Exercise set =
a) Using the article on Presidio's precision, decide whether each statement agrees with it: (i) The 2024 benchmark included support tickets. (ii) Presidio's default model learned from legal contracts. (iii) The audit found that city labels were stripped from about half of the responses. Answer yes or no for each and quote the words from the article that settle it.
b) From the article on Presidio's precision, repeat word for word the passage starting with "Three out of" and going on through "real people or places.".
c) According to the article on Presidio's precision, which spaCy model does Presidio use by default?

— BEGIN Given passage —

Presidio's 22.7% Precision Problem

False positives in PII detection cause real damage. When 77.3% of what your tool flags as "person names" are not real names, you are not protecting privacy. You are wrecking data.

A 2024 benchmark tested Microsoft Presidio's default NER model on business documents. The test covered financial reports, customer letters, product docs, and support tickets. The result: 22.7% precision for name detection.

That number is striking. For every 100 items flagged, 23 are real individual names. The other 77 are false positives — product labels, brand terms, or city labels.

Three out of four detections are wrong. That is not a minor calibration issue. That is a broken tool for business document work.

Why This Happens

Presidio uses spaCy's en_core_web_lg model by default. This model learned from news text. In news, most proper nouns are real people or places.

Business documents are different.

Product labels that look like individual names. "Apple iPhone 15 Pro shipment records" gets flagged as PERSON. So does "Samsung Galaxy Tab" and "Cisco Meraki deployment."

Company terms with name-like parts. In "Johnson Controls results," the word "Johnson" is flagged as PERSON. "Goldman Sachs portfolio" triggers the same error.

Location labels that trigger person detection. "Victoria Harbour project" flags "Victoria" as PERSON. "Santiago hub" flags "Santiago" the same way.

The model lacks the context to tell "Apple" (company) from "Apple Smith" (a person). That gap is the root of most false positives. News text taught it to treat proper nouns as people or places. Business text breaks that rule all the time.

The Downstream Effect

A data firm used Presidio to clean customer surveys before sharing them. An audit found four problems. First, 40% of surveys had product labels wrongly removed. Second, city labels were stripped from every response. Third, brand mentions were wiped from the analysis set. Fourth, sentiment about specific products could not be read.

— END Given passage —
— BEGIN Data entries —

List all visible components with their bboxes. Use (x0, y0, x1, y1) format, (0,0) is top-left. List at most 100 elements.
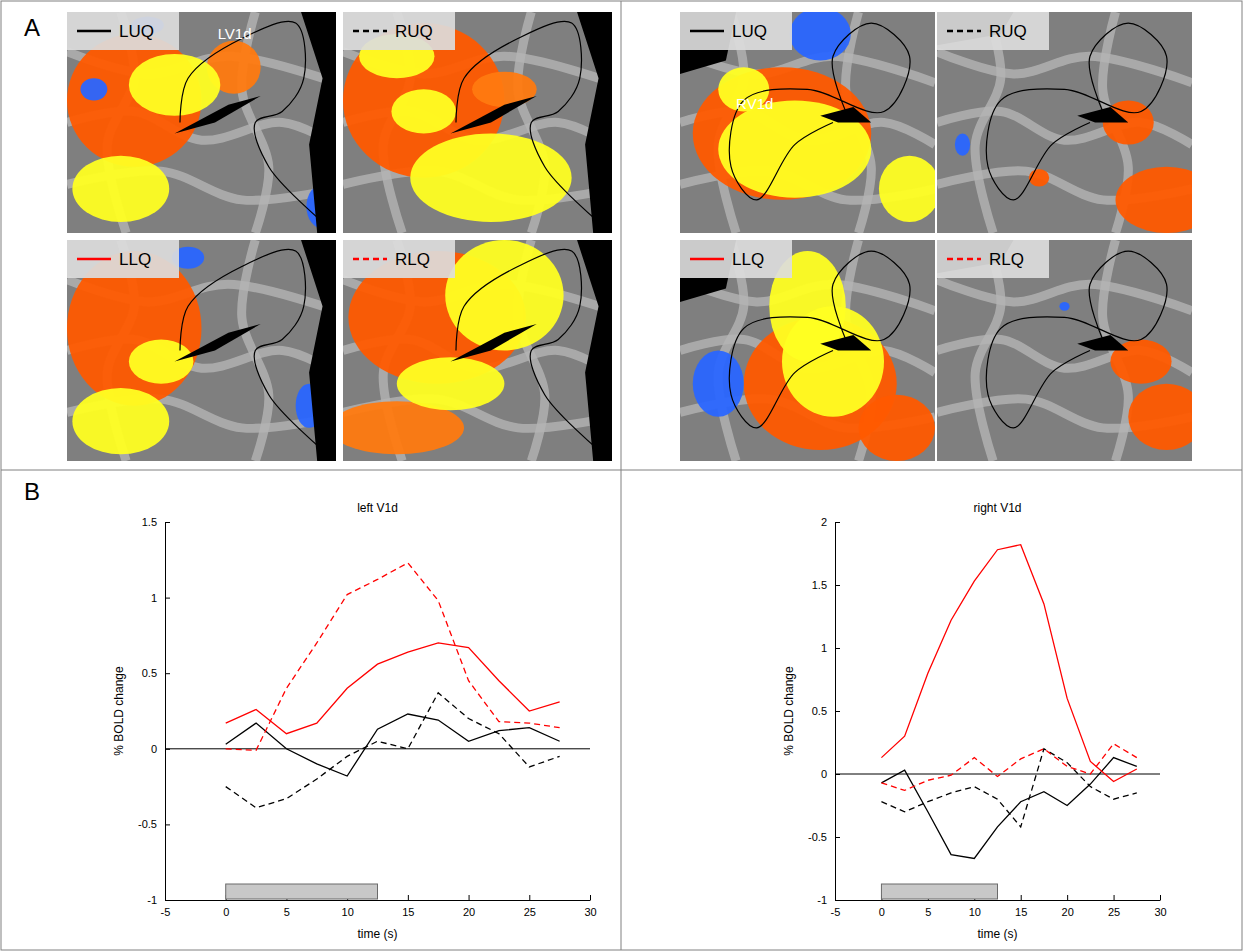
y-tick: 1.5 (812, 579, 840, 591)
legend-label: RLQ (989, 250, 1024, 269)
y-tick: 0.5 (812, 705, 840, 717)
cut-region (175, 96, 261, 134)
figure-border (1, 1, 1242, 950)
y-tick: -0.5 (138, 818, 170, 830)
y-tick-label: 1.5 (812, 579, 827, 591)
x-axis-line (836, 900, 1161, 901)
x-tick-mark (469, 895, 470, 900)
divider (621, 1, 622, 950)
x-tick-label: 5 (284, 906, 290, 918)
cut-region (820, 335, 871, 350)
activation-blob (391, 89, 456, 133)
legend-swatch (690, 30, 724, 33)
y-tick-label: 0 (821, 768, 827, 780)
y-tick-mark (165, 522, 170, 523)
cortical-map: LUQRV1d (680, 8, 940, 233)
activation-blob (1128, 384, 1192, 450)
cut-region (301, 240, 336, 461)
x-tick-label: -5 (161, 906, 171, 918)
y-tick-mark (835, 711, 840, 712)
y-tick: -1 (817, 894, 840, 906)
legend-label: RLQ (395, 250, 430, 269)
chart: -5051015202530-1-0.500.511.5left V1dtime… (112, 501, 597, 941)
y-tick: 0.5 (142, 667, 170, 679)
roi-contour (456, 249, 599, 450)
roi-contour (456, 21, 599, 222)
legend-swatch (77, 30, 111, 33)
cortical-map: RUQ (343, 12, 612, 233)
y-tick: 1 (151, 592, 170, 604)
x-axis-title: time (s) (978, 927, 1018, 941)
roi-contour (180, 249, 323, 450)
x-axis-line (166, 900, 591, 901)
x-tick: 20 (1062, 895, 1074, 918)
activation-blob (693, 67, 872, 200)
cortical-map: RLQ (330, 240, 612, 461)
y-tick-label: 0 (151, 743, 157, 755)
cut-region (451, 324, 537, 362)
legend-swatch (947, 30, 981, 33)
y-tick: 1.5 (142, 516, 170, 528)
legend-label: LUQ (732, 22, 767, 41)
activation-blob (397, 357, 505, 410)
x-tick: 20 (463, 895, 475, 918)
sulcus (937, 52, 1192, 83)
y-tick: 1 (821, 642, 840, 654)
y-axis: -1-0.500.511.5 (138, 516, 170, 906)
legend-box (680, 240, 792, 278)
y-tick-mark (835, 585, 840, 586)
x-tick-label: 15 (1015, 906, 1027, 918)
legend-box (343, 240, 455, 278)
stimulus-bar (881, 884, 997, 899)
chart: -5051015202530-1-0.500.511.52right V1dti… (782, 501, 1167, 941)
figure: ABLUQLV1dRUQLLQRLQLUQRV1dRUQLLQRLQ-50510… (0, 0, 1243, 951)
legend-swatch (353, 30, 387, 33)
legend-swatch (690, 258, 724, 261)
plot-area (835, 545, 1160, 899)
series-line (881, 744, 1136, 791)
x-tick-mark (590, 895, 591, 900)
legend-box (680, 12, 792, 50)
cortical-map: LLQ (67, 240, 336, 461)
legend-label: LLQ (119, 250, 151, 269)
divider (1, 470, 1242, 471)
cut-region (820, 107, 871, 122)
activation-blob (72, 388, 169, 454)
cortical-map: LLQ (680, 240, 935, 461)
activation-blob (859, 395, 936, 461)
activation-blob (1059, 302, 1069, 311)
roi-label: LV1d (218, 25, 252, 42)
map-background (680, 240, 935, 461)
activation-blob (129, 339, 194, 383)
reference-line (835, 774, 1160, 775)
plot-area (165, 563, 590, 899)
x-tick-label: 30 (1154, 906, 1166, 918)
cut-region (301, 12, 336, 233)
cut-region (175, 324, 261, 362)
x-tick-mark (408, 895, 409, 900)
panel-label: B (24, 478, 40, 505)
x-tick-label: 25 (524, 906, 536, 918)
y-tick-label: 1 (821, 642, 827, 654)
x-tick-label: 0 (879, 906, 885, 918)
y-tick-label: 0.5 (812, 705, 827, 717)
y-axis-title: % BOLD change (782, 666, 796, 756)
sulcus (937, 280, 1192, 311)
legend-box (937, 240, 1049, 278)
y-tick-mark (835, 648, 840, 649)
cortical-map: LUQLV1d (67, 12, 339, 233)
legend-label: RUQ (395, 22, 433, 41)
y-tick-label: -0.5 (138, 818, 157, 830)
activation-blob (718, 100, 871, 197)
cut-region (451, 96, 537, 134)
chart-title: left V1d (357, 501, 398, 515)
activation-blob (410, 134, 571, 222)
x-tick-label: 5 (925, 906, 931, 918)
series-line (881, 758, 1136, 859)
activation-blob (472, 72, 537, 107)
chart-title: right V1d (973, 501, 1021, 515)
y-tick: 2 (821, 516, 840, 528)
legend-label: RUQ (989, 22, 1027, 41)
series-line (881, 749, 1136, 827)
series-line (226, 643, 560, 734)
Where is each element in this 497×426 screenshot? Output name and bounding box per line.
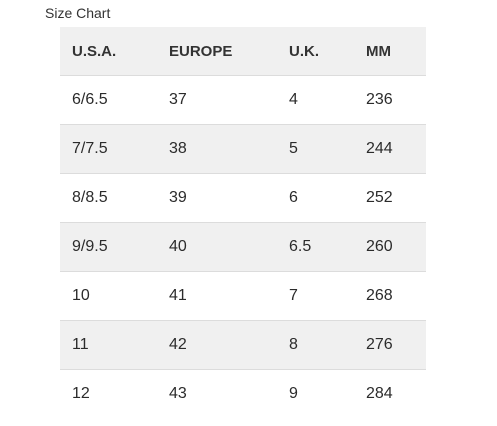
table-row: 12 43 9 284 [60,369,426,418]
cell-usa: 6/6.5 [60,75,157,125]
table-row: 10 41 7 268 [60,271,426,321]
cell-usa: 10 [60,271,157,321]
cell-mm: 252 [354,173,426,223]
cell-uk: 4 [277,75,354,125]
cell-uk: 8 [277,320,354,370]
size-chart-table: U.S.A. EUROPE U.K. MM 6/6.5 37 4 236 7/7… [60,27,426,418]
cell-usa: 8/8.5 [60,173,157,223]
cell-uk: 6 [277,173,354,223]
cell-mm: 284 [366,385,393,402]
cell-usa: 7/7.5 [60,124,157,174]
header-uk: U.K. [277,27,354,76]
cell-europe: 42 [157,320,277,370]
header-europe: EUROPE [157,27,277,76]
cell-mm: 276 [354,320,426,370]
cell-mm: 260 [354,222,426,272]
cell-usa: 11 [60,320,157,370]
cell-uk: 6.5 [277,222,354,272]
table-row: 9/9.5 40 6.5 260 [60,222,426,272]
cell-mm: 244 [354,124,426,174]
cell-mm: 236 [354,75,426,125]
cell-uk: 5 [277,124,354,174]
cell-uk: 7 [277,271,354,321]
header-usa: U.S.A. [60,27,157,76]
table-row: 7/7.5 38 5 244 [60,124,426,174]
cell-usa: 9/9.5 [60,222,157,272]
size-chart-title: Size Chart [45,5,111,21]
cell-mm: 268 [354,271,426,321]
cell-europe: 40 [157,222,277,272]
cell-europe: 37 [157,75,277,125]
table-header-row: U.S.A. EUROPE U.K. MM [60,27,426,76]
cell-usa: 12 [72,385,90,402]
table-row: 8/8.5 39 6 252 [60,173,426,223]
cell-europe: 38 [157,124,277,174]
cell-europe: 41 [157,271,277,321]
table-row: 11 42 8 276 [60,320,426,370]
header-mm: MM [354,27,426,76]
cell-europe: 39 [157,173,277,223]
table-row: 6/6.5 37 4 236 [60,75,426,125]
cell-europe: 43 [169,385,187,402]
cell-uk: 9 [289,385,298,402]
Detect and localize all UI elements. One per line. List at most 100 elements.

— END Data entries —

Answers provided =
a)
(i) Yes: "The test covered financial reports, customer letters, product docs, and support tickets."
(ii) No: "This model learned from news text."
(iii) No: "Second, city labels were stripped from every response."

b)
Three out of four detections are wrong. That is not a minor calibration issue. That is a broken tool for business document work.

Why This Happens

Presidio uses spaCy's en_core_web_lg model by default. This model learned from news text. In news, most proper nouns are real people or places.

c) en_core_web_lg